▸ Given request
All of the material below is to be retyped exactly.

[Collection entries]

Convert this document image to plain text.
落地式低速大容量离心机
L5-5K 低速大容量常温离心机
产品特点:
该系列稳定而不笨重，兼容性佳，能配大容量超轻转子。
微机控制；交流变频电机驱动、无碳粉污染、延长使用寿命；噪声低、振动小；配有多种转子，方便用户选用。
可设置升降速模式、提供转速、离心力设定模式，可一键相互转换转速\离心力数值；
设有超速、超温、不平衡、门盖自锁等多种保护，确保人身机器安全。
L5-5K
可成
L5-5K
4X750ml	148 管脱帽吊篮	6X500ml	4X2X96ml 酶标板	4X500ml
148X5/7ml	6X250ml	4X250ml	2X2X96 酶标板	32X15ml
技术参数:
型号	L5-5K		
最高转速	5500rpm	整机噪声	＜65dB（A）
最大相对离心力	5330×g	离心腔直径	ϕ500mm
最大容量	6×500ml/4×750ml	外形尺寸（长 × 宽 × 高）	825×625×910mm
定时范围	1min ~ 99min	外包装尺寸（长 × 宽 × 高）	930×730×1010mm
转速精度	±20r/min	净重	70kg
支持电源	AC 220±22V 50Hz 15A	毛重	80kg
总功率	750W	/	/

▸ Solution for this task
Convert this document image to plain text.
落地式低速大容量离心机
L5-5K 低速大容量常温离心机
产品特点:
该系列稳定而不笨重，兼容性佳，能配大容量超轻转子。
微机控制；交流变频电机驱动、无碳粉污染、延长使用寿命；噪声低、振动小；配有多种转子，方便用户选用。
可设置升降速模式、提供转速、离心力设定模式，可一键相互转换转速\离心力数值；
设有超速、超温、不平衡、门盖自锁等多种保护，确保人身机器安全。
L5-5K
可成
L5-5K
4X750ml	148 管脱帽吊篮	6X500ml	4X2X96ml 酶标板	4X500ml
148X5/7ml	6X250ml	4X250ml	2X2X96 酶标板	32X15ml
技术参数:
型号	L5-5K		
最高转速	5500rpm	整机噪声	＜65dB（A）
最大相对离心力	5330×g	离心腔直径	ϕ500mm
最大容量	6×500ml/4×750ml	外形尺寸（长 × 宽 × 高）	825×625×910mm
定时范围	1min ~ 99min	外包装尺寸（长 × 宽 × 高）	930×730×1010mm
转速精度	±20r/min	净重	70kg
支持电源	AC 220±22V 50Hz 15A	毛重	80kg
总功率	750W	/	/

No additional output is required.